## begin MATERIAL SUPPLIED

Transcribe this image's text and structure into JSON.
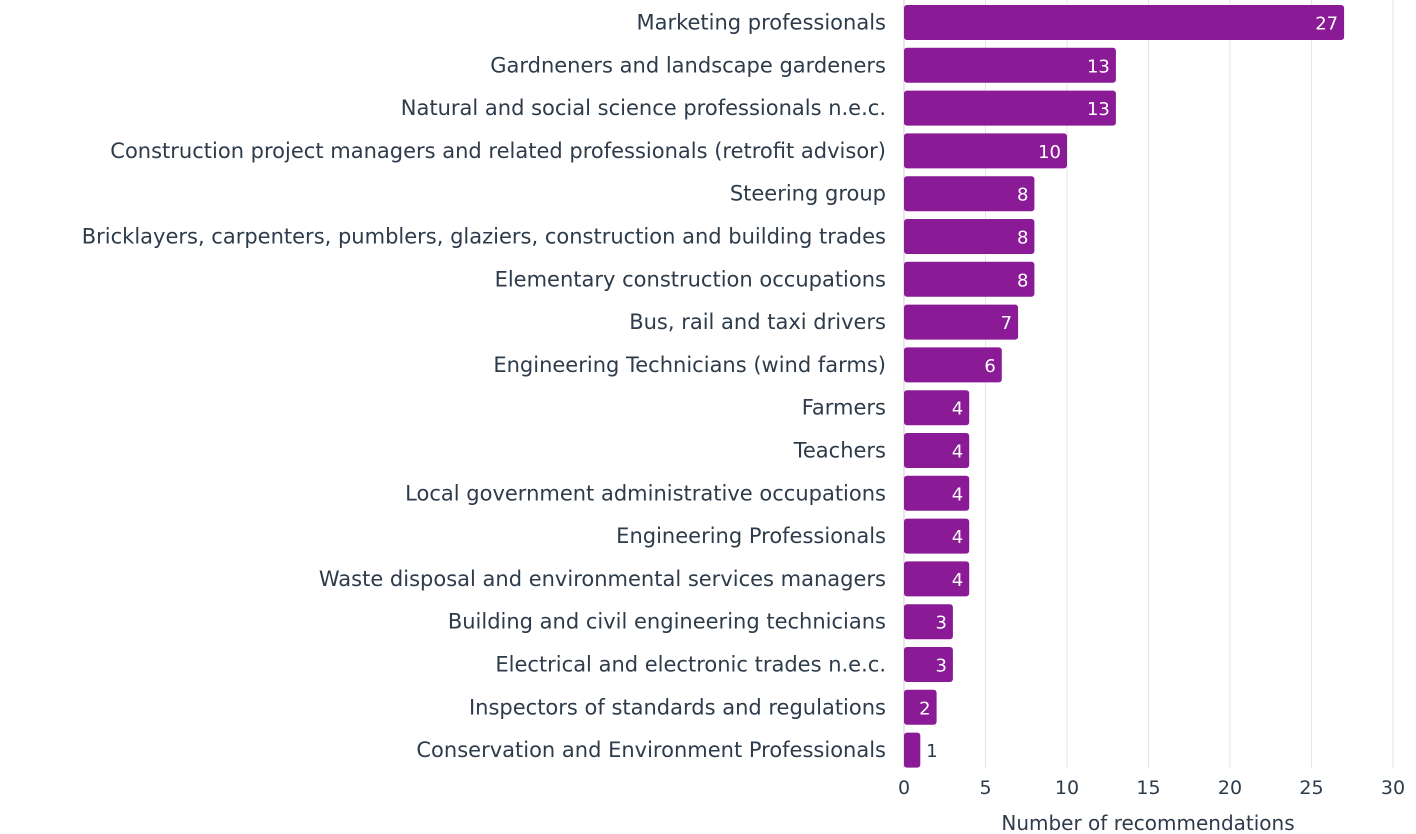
{
  "chart_data": {
    "type": "bar",
    "orientation": "horizontal",
    "categories": [
      "Marketing professionals",
      "Gardneners and landscape gardeners",
      "Natural and social science professionals n.e.c.",
      "Construction project managers and related professionals (retrofit advisor)",
      "Steering group",
      "Bricklayers, carpenters, pumblers, glaziers, construction and building trades",
      "Elementary construction occupations",
      "Bus, rail and taxi drivers",
      "Engineering Technicians (wind farms)",
      "Farmers",
      "Teachers",
      "Local government administrative occupations",
      "Engineering Professionals",
      "Waste disposal and environmental services managers",
      "Building and civil engineering technicians",
      "Electrical and electronic trades n.e.c.",
      "Inspectors of standards and regulations",
      "Conservation and Environment Professionals"
    ],
    "values": [
      27,
      13,
      13,
      10,
      8,
      8,
      8,
      7,
      6,
      4,
      4,
      4,
      4,
      4,
      3,
      3,
      2,
      1
    ],
    "xlabel": "Number of recommendations",
    "ylabel": "",
    "xlim": [
      0,
      30
    ],
    "xticks": [
      "0",
      "5",
      "10",
      "15",
      "20",
      "25",
      "30"
    ],
    "grid": "vertical",
    "bar_color": "#8a1a96",
    "label_inside_color": "#ffffff",
    "label_outside_color": "#2d3b4a"
  }
}
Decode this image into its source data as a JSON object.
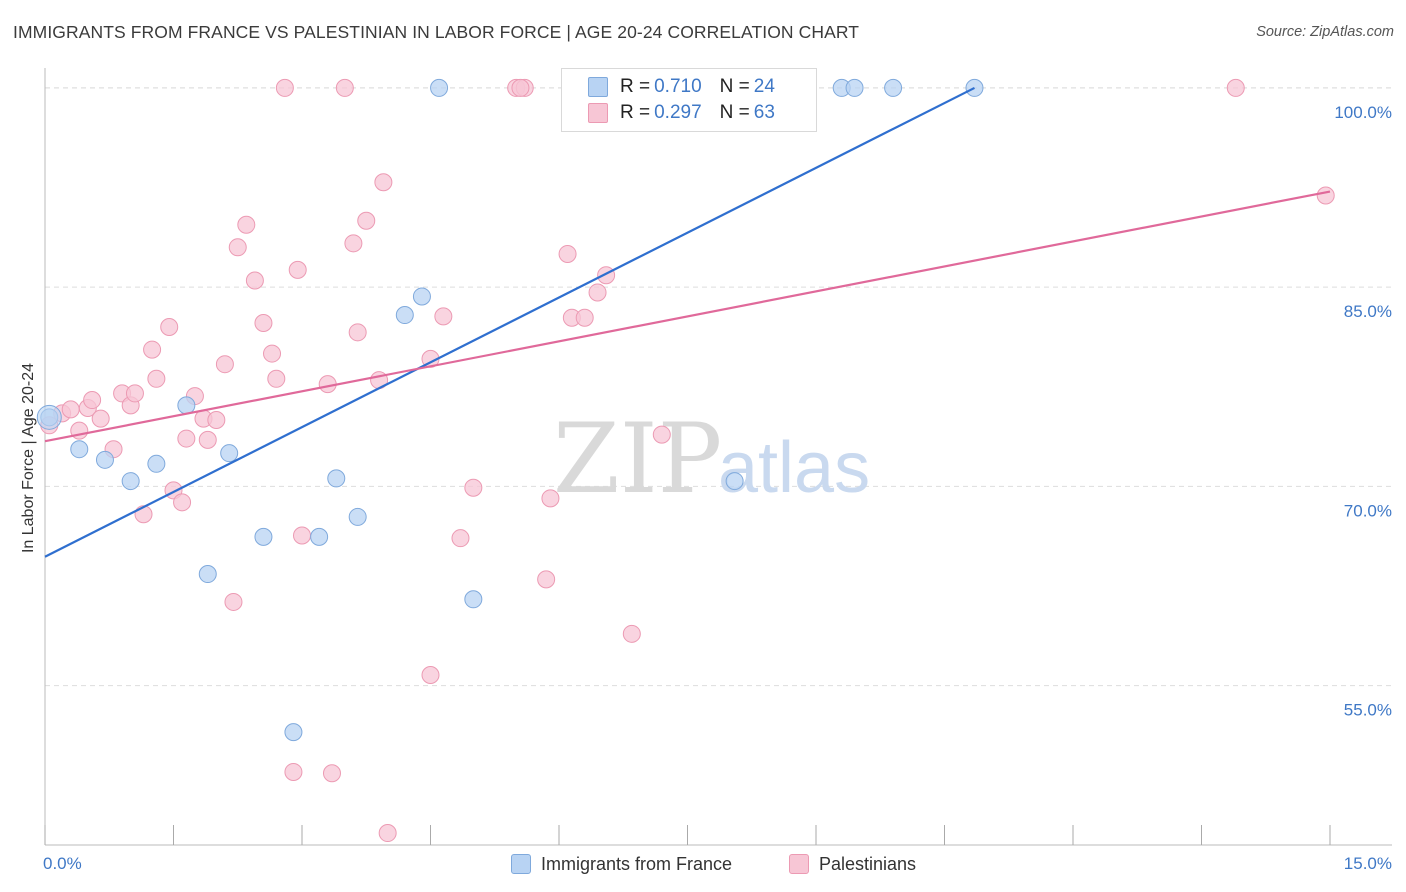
{
  "title": "IMMIGRANTS FROM FRANCE VS PALESTINIAN IN LABOR FORCE | AGE 20-24 CORRELATION CHART",
  "source": "Source: ZipAtlas.com",
  "watermark": {
    "zip": "ZIP",
    "atlas": "atlas"
  },
  "colors": {
    "blue_fill": "#b8d3f3",
    "blue_stroke": "#7fa9dc",
    "blue_line": "#2f6fcf",
    "pink_fill": "#f7c6d5",
    "pink_stroke": "#ec9ab3",
    "pink_line": "#e0699a",
    "tick_text": "#3f78c6",
    "grid": "#dddddd"
  },
  "legend": {
    "rows": [
      {
        "r_label": "R = ",
        "r_value": "0.710",
        "n_label": "N = ",
        "n_value": "24"
      },
      {
        "r_label": "R = ",
        "r_value": "0.297",
        "n_label": "N = ",
        "n_value": "63"
      }
    ]
  },
  "chart_data": {
    "type": "scatter",
    "title": "IMMIGRANTS FROM FRANCE VS PALESTINIAN IN LABOR FORCE | AGE 20-24 CORRELATION CHART",
    "xlabel": "",
    "ylabel": "In Labor Force | Age 20-24",
    "xlim": [
      0,
      15
    ],
    "ylim": [
      43,
      101.5
    ],
    "x_tick_labels": [
      "0.0%",
      "15.0%"
    ],
    "y_ticks": [
      55,
      70,
      85,
      100
    ],
    "y_tick_labels": [
      "55.0%",
      "70.0%",
      "85.0%",
      "100.0%"
    ],
    "grid": "horizontal dashed",
    "legend_position": "top-center",
    "series": [
      {
        "name": "Immigrants from France",
        "color": "#b8d3f3",
        "trend": {
          "x": [
            0,
            10.85
          ],
          "y": [
            64.7,
            100.0
          ]
        },
        "points": [
          [
            0.05,
            75.2
          ],
          [
            0.4,
            72.8
          ],
          [
            0.7,
            72.0
          ],
          [
            1.0,
            70.4
          ],
          [
            1.3,
            71.7
          ],
          [
            1.65,
            76.1
          ],
          [
            1.9,
            63.4
          ],
          [
            2.15,
            72.5
          ],
          [
            2.55,
            66.2
          ],
          [
            2.9,
            51.5
          ],
          [
            3.2,
            66.2
          ],
          [
            3.4,
            70.6
          ],
          [
            3.65,
            67.7
          ],
          [
            4.2,
            82.9
          ],
          [
            4.4,
            84.3
          ],
          [
            4.6,
            100.0
          ],
          [
            5.0,
            61.5
          ],
          [
            6.7,
            100.0
          ],
          [
            8.05,
            70.4
          ],
          [
            9.3,
            100.0
          ],
          [
            9.45,
            100.0
          ],
          [
            9.9,
            100.0
          ],
          [
            10.85,
            100.0
          ],
          [
            8.0,
            100.0
          ]
        ]
      },
      {
        "name": "Palestinians",
        "color": "#f7c6d5",
        "trend": {
          "x": [
            0,
            15
          ],
          "y": [
            73.4,
            92.2
          ]
        },
        "points": [
          [
            0.05,
            74.6
          ],
          [
            0.2,
            75.5
          ],
          [
            0.3,
            75.8
          ],
          [
            0.4,
            74.2
          ],
          [
            0.5,
            75.9
          ],
          [
            0.55,
            76.5
          ],
          [
            0.65,
            75.1
          ],
          [
            0.8,
            72.8
          ],
          [
            0.9,
            77.0
          ],
          [
            1.0,
            76.1
          ],
          [
            1.05,
            77.0
          ],
          [
            1.15,
            67.9
          ],
          [
            1.25,
            80.3
          ],
          [
            1.3,
            78.1
          ],
          [
            1.45,
            82.0
          ],
          [
            1.5,
            69.7
          ],
          [
            1.6,
            68.8
          ],
          [
            1.65,
            73.6
          ],
          [
            1.75,
            76.8
          ],
          [
            1.85,
            75.1
          ],
          [
            1.9,
            73.5
          ],
          [
            2.0,
            75.0
          ],
          [
            2.1,
            79.2
          ],
          [
            2.2,
            61.3
          ],
          [
            2.25,
            88.0
          ],
          [
            2.35,
            89.7
          ],
          [
            2.45,
            85.5
          ],
          [
            2.55,
            82.3
          ],
          [
            2.65,
            80.0
          ],
          [
            2.7,
            78.1
          ],
          [
            2.8,
            100.0
          ],
          [
            2.9,
            48.5
          ],
          [
            2.95,
            86.3
          ],
          [
            3.0,
            66.3
          ],
          [
            3.3,
            77.7
          ],
          [
            3.35,
            48.4
          ],
          [
            3.6,
            88.3
          ],
          [
            3.65,
            81.6
          ],
          [
            3.75,
            90.0
          ],
          [
            3.9,
            78.0
          ],
          [
            3.95,
            92.9
          ],
          [
            4.0,
            43.9
          ],
          [
            4.5,
            79.6
          ],
          [
            4.5,
            55.8
          ],
          [
            4.65,
            82.8
          ],
          [
            4.85,
            66.1
          ],
          [
            5.0,
            69.9
          ],
          [
            5.5,
            100.0
          ],
          [
            5.6,
            100.0
          ],
          [
            5.85,
            63.0
          ],
          [
            5.9,
            69.1
          ],
          [
            6.1,
            87.5
          ],
          [
            6.15,
            82.7
          ],
          [
            6.3,
            82.7
          ],
          [
            6.45,
            84.6
          ],
          [
            6.55,
            85.9
          ],
          [
            6.85,
            58.9
          ],
          [
            7.2,
            73.9
          ],
          [
            8.0,
            100.0
          ],
          [
            13.9,
            100.0
          ],
          [
            14.95,
            91.9
          ],
          [
            3.5,
            100.0
          ],
          [
            5.55,
            100.0
          ]
        ]
      }
    ]
  }
}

## end MATERIAL SUPPLIED

### TASK TO CARRY OUT
What is the number of lines containing "source"? Give that number only.

### FULL RESPONSE
2